Problem details — Say only how many lines contain the word "THINKING".

Items listed in a dataset:
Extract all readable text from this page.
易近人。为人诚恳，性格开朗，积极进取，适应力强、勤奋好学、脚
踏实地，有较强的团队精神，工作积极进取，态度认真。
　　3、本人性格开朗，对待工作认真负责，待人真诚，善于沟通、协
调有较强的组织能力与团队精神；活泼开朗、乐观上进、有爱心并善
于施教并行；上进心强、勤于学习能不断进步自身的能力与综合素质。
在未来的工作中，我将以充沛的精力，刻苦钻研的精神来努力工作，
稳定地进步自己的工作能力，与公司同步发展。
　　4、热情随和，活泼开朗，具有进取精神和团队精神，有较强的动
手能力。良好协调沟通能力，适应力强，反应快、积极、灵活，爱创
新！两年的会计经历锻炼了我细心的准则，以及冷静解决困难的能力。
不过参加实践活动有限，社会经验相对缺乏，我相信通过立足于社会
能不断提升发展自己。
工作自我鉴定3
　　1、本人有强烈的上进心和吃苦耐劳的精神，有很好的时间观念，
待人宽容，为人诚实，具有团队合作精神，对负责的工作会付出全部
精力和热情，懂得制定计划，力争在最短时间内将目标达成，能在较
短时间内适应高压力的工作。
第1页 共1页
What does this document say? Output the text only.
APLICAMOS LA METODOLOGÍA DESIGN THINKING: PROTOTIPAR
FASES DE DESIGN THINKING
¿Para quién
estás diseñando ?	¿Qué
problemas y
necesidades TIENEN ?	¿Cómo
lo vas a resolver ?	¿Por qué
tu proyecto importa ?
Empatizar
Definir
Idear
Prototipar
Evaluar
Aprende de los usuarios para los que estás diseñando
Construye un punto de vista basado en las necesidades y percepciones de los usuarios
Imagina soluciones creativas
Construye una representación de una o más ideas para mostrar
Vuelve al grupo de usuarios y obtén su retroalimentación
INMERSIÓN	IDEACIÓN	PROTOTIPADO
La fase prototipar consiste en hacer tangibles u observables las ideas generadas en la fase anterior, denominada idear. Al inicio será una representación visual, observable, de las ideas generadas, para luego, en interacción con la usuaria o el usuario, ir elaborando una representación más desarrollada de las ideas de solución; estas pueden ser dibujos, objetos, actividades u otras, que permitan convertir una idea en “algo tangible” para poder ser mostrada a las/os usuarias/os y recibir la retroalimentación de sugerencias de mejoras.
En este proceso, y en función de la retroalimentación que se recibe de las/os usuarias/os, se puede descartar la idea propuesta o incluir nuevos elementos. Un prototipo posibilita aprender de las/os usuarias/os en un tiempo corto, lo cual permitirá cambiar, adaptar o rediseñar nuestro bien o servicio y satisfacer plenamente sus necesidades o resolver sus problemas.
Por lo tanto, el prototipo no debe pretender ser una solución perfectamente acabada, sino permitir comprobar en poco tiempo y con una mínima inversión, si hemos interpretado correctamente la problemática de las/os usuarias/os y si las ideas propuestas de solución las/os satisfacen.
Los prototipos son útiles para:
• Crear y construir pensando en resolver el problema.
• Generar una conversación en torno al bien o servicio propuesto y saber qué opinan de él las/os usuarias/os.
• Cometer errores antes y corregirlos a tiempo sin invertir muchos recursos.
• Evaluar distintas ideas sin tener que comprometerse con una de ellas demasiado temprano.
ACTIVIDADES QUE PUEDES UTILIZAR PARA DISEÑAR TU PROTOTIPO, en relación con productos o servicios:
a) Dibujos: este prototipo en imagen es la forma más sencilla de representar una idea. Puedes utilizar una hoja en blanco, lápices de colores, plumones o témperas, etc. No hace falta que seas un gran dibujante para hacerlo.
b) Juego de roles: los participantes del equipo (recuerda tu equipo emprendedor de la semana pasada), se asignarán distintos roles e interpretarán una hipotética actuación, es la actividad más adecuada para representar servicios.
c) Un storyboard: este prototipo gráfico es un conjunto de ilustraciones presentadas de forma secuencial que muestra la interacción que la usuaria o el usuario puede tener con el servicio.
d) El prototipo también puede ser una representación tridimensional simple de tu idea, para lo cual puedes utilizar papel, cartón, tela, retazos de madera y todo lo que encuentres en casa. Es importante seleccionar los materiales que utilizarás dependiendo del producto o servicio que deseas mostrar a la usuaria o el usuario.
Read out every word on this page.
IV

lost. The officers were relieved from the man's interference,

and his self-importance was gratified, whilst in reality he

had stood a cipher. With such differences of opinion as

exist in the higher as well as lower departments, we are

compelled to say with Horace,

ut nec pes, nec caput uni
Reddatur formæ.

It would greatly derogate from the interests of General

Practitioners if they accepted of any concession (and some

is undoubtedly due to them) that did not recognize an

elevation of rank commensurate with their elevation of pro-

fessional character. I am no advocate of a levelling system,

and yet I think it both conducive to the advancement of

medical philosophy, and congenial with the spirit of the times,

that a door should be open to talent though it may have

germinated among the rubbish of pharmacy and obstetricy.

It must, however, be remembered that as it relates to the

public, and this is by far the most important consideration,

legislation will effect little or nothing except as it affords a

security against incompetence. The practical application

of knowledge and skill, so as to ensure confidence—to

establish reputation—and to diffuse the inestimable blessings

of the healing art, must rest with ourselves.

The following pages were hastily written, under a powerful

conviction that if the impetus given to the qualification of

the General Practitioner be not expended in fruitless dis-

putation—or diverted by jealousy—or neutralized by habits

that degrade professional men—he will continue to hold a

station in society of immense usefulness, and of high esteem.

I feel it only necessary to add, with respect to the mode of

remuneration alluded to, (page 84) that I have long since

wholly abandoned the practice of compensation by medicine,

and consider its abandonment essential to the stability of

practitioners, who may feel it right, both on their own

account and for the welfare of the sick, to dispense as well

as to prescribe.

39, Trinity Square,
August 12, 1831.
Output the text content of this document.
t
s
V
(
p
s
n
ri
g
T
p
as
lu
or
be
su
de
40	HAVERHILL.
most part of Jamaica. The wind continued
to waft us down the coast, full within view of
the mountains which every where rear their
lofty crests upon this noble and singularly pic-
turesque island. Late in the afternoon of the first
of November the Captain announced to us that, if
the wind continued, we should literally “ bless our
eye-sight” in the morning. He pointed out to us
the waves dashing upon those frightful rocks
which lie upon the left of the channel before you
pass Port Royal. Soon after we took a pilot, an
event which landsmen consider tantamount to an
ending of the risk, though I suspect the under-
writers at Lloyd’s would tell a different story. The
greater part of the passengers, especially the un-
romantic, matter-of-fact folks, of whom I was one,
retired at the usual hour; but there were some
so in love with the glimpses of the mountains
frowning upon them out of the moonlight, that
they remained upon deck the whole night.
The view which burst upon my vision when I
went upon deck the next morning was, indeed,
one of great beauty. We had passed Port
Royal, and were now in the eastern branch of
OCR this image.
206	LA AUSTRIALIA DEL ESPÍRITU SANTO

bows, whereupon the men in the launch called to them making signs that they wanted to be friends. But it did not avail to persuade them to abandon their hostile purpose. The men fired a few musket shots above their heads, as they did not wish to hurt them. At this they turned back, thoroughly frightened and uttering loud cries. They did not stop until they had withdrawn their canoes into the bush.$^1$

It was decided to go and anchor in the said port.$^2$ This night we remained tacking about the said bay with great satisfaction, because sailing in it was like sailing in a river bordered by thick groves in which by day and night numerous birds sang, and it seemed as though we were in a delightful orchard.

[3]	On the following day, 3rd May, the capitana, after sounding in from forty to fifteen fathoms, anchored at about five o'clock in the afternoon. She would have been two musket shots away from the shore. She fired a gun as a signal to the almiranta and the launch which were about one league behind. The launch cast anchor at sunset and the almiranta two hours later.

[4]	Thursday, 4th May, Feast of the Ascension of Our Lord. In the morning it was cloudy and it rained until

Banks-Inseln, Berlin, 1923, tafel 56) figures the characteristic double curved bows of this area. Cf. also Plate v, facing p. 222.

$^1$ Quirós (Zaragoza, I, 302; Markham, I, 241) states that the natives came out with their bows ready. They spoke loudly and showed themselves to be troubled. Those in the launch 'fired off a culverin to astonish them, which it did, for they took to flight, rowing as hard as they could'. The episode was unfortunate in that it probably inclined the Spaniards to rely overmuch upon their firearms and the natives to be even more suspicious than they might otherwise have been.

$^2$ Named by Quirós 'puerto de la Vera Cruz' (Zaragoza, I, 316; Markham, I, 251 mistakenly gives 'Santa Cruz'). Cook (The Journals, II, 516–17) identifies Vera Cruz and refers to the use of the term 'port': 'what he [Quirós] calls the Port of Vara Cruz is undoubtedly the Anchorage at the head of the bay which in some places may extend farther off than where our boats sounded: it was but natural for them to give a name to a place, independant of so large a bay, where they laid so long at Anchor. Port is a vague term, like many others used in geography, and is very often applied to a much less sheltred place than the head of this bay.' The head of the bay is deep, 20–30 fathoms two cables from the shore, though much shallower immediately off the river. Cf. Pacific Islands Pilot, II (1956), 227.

Answer to this problem — 2